Set task: Go through the listing and copy each line with the string "were".

Raw records:
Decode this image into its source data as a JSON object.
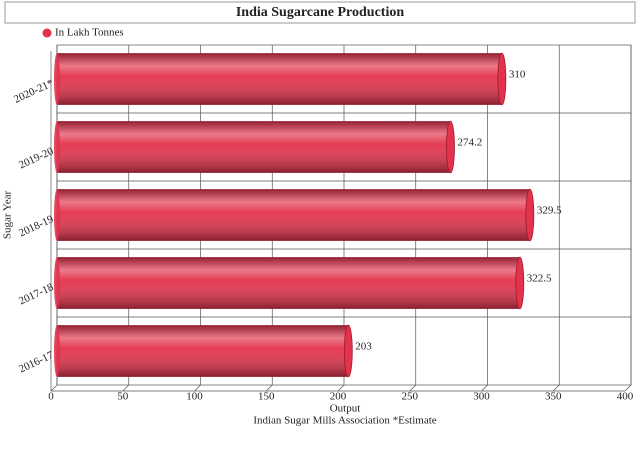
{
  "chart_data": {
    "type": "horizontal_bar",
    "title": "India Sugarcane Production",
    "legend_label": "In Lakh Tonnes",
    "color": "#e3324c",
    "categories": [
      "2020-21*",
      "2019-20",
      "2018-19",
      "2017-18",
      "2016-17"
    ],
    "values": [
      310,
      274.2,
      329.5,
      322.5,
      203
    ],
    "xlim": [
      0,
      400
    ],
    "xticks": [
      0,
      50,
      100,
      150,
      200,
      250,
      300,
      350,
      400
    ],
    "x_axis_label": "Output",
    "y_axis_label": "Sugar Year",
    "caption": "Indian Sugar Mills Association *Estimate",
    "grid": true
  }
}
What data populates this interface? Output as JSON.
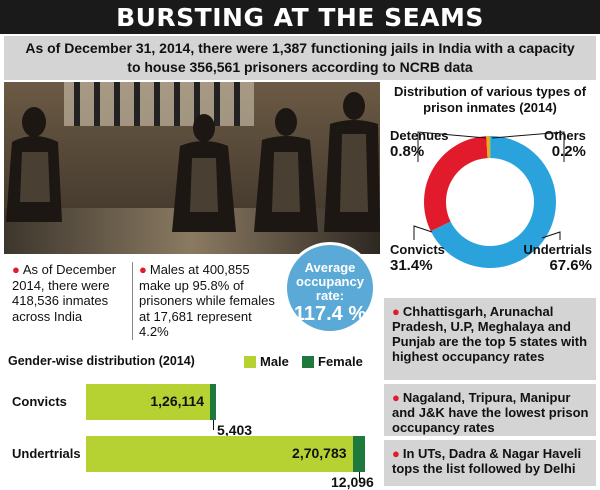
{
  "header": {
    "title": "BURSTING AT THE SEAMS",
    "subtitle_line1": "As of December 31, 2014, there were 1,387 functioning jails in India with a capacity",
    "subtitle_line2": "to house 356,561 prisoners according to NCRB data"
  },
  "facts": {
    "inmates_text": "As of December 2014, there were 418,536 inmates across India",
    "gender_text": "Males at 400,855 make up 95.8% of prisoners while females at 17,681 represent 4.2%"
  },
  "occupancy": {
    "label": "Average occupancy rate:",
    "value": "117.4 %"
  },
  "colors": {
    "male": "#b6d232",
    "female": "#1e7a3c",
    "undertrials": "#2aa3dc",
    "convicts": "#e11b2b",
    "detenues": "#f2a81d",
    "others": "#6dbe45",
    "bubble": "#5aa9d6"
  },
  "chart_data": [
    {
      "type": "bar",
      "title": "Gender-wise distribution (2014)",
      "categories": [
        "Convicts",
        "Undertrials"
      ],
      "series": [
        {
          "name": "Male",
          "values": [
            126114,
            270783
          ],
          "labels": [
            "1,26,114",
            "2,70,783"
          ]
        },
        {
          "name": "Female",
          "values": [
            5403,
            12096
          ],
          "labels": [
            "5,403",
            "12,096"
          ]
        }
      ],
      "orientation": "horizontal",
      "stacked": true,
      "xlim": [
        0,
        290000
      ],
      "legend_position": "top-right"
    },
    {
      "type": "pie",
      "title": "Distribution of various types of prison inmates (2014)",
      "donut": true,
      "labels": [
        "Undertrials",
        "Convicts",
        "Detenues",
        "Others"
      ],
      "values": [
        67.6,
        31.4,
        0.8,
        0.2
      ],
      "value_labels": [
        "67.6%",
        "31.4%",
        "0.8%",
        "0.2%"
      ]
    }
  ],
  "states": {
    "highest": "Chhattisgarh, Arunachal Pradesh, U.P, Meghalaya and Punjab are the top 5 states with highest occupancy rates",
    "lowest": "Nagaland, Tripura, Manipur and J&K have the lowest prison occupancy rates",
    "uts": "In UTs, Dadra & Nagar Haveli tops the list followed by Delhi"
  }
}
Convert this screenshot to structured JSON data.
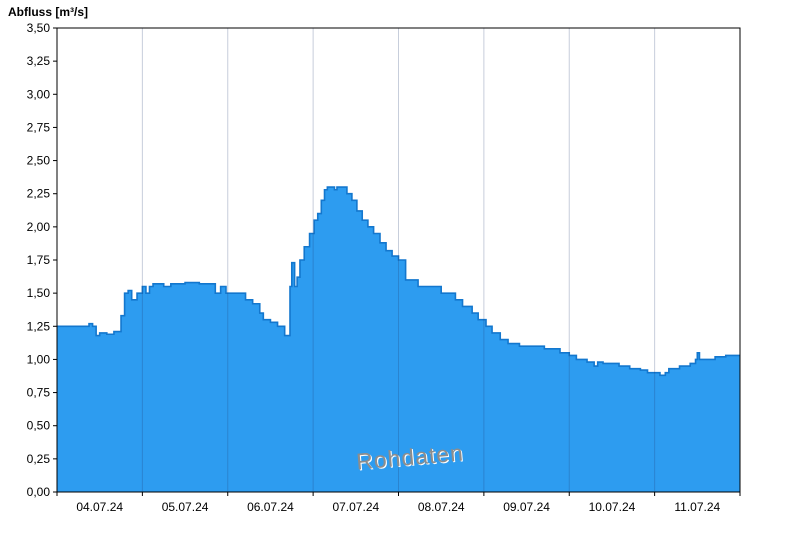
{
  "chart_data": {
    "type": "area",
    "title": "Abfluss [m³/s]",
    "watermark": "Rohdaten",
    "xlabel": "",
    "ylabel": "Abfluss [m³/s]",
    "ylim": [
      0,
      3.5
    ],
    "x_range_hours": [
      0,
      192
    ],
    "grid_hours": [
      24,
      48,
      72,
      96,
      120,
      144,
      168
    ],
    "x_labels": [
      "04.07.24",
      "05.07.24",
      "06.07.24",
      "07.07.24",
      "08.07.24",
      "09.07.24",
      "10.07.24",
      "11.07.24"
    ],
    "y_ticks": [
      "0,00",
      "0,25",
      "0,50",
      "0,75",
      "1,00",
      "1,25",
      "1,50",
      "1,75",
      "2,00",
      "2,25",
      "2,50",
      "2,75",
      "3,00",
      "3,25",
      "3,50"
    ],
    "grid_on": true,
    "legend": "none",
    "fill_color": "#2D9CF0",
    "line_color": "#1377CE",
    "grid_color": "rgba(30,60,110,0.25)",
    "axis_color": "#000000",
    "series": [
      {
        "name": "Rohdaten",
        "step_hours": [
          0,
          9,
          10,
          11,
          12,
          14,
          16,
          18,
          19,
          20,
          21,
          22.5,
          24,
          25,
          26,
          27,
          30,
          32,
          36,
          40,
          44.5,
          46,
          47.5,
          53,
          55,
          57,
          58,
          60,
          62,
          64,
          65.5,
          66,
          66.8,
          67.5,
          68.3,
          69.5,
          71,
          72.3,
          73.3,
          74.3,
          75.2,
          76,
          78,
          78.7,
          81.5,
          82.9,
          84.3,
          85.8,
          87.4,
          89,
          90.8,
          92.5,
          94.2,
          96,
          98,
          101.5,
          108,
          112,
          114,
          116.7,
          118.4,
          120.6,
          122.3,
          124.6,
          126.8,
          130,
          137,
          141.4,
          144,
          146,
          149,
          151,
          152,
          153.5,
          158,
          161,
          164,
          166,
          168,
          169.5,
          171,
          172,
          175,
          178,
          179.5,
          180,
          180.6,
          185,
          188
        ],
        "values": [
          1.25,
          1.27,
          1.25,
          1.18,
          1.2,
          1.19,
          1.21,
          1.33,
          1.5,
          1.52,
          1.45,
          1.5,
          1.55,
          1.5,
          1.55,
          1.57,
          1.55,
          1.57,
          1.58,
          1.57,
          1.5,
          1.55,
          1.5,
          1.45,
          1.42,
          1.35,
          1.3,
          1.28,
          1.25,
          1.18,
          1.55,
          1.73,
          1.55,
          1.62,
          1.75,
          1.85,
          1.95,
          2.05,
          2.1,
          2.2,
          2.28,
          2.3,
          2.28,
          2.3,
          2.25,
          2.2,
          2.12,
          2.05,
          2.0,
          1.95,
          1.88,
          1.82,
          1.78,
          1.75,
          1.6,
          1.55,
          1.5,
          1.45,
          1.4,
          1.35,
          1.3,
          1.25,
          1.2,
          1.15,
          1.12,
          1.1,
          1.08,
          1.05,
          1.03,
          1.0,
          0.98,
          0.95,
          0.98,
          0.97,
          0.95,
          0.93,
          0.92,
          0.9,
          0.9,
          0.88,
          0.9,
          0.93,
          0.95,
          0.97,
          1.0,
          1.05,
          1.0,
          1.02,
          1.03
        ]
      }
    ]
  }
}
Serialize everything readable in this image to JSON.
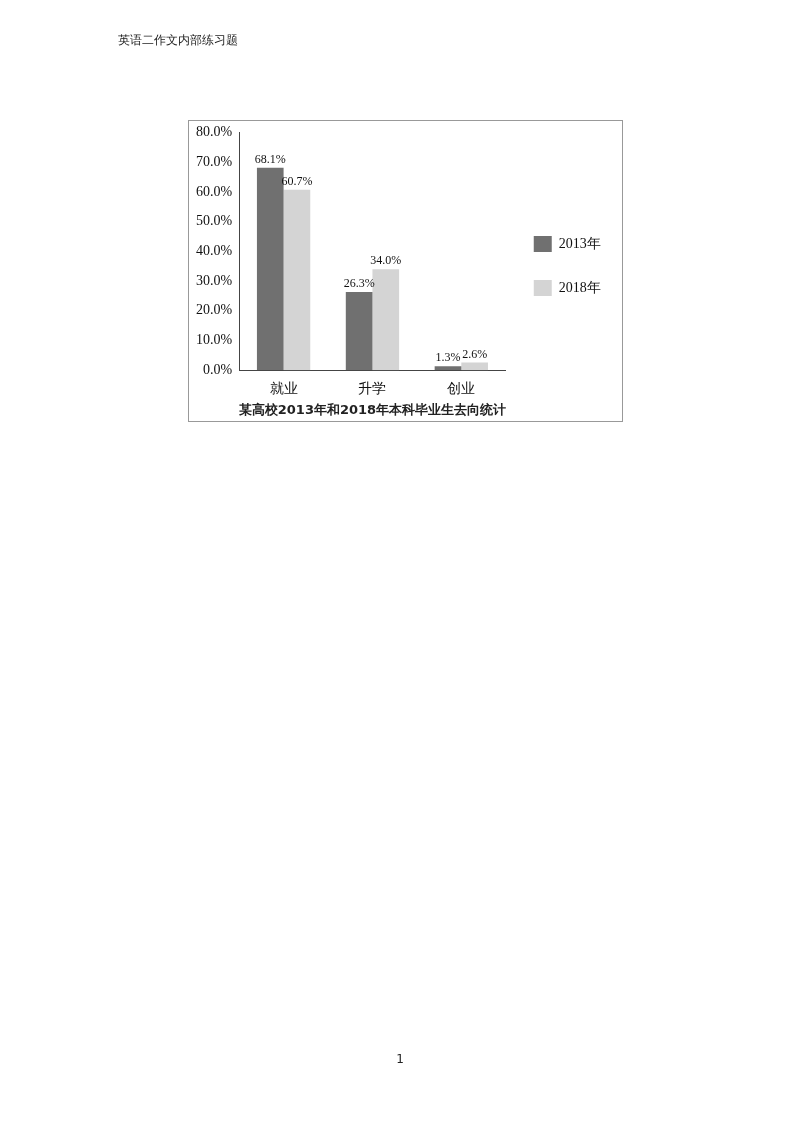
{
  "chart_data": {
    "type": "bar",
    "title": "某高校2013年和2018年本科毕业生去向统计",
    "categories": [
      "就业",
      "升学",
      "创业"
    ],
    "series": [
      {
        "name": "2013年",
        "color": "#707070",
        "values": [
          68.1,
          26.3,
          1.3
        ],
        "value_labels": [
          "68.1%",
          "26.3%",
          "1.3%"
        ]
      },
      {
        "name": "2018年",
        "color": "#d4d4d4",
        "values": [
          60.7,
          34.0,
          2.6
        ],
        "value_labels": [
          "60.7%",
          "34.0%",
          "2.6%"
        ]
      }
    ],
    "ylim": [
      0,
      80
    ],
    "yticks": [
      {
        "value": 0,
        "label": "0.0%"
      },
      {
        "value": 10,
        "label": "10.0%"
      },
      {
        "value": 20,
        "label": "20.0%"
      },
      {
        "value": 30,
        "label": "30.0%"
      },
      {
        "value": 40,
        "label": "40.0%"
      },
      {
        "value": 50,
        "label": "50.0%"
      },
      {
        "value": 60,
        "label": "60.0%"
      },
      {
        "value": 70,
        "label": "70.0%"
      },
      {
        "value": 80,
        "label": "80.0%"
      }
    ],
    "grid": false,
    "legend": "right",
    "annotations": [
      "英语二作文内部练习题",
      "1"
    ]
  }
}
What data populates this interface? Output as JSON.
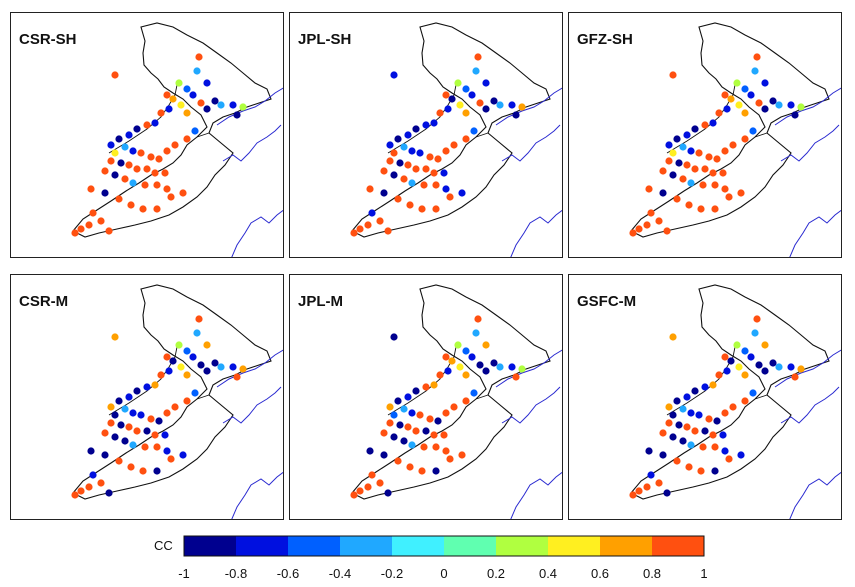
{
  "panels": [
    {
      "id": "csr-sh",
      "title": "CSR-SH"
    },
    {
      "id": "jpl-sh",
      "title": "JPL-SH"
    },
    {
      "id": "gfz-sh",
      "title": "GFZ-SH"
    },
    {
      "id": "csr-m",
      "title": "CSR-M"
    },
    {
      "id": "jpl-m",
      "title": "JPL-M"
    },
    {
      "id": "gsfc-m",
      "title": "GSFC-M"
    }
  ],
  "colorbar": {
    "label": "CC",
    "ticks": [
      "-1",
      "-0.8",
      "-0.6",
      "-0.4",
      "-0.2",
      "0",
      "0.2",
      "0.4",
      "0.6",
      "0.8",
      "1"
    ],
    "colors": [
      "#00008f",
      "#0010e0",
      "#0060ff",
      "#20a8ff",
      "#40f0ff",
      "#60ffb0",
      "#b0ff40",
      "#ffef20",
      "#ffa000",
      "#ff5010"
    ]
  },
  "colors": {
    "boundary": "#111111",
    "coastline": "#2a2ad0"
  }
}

Result for this task:
    "subtitle_line1": "As of December 31, 2014, there were 1,387 functioning jails in India with a capacity",
    "inmates_text": "As of December 2014, there were 418,536 inmates across India",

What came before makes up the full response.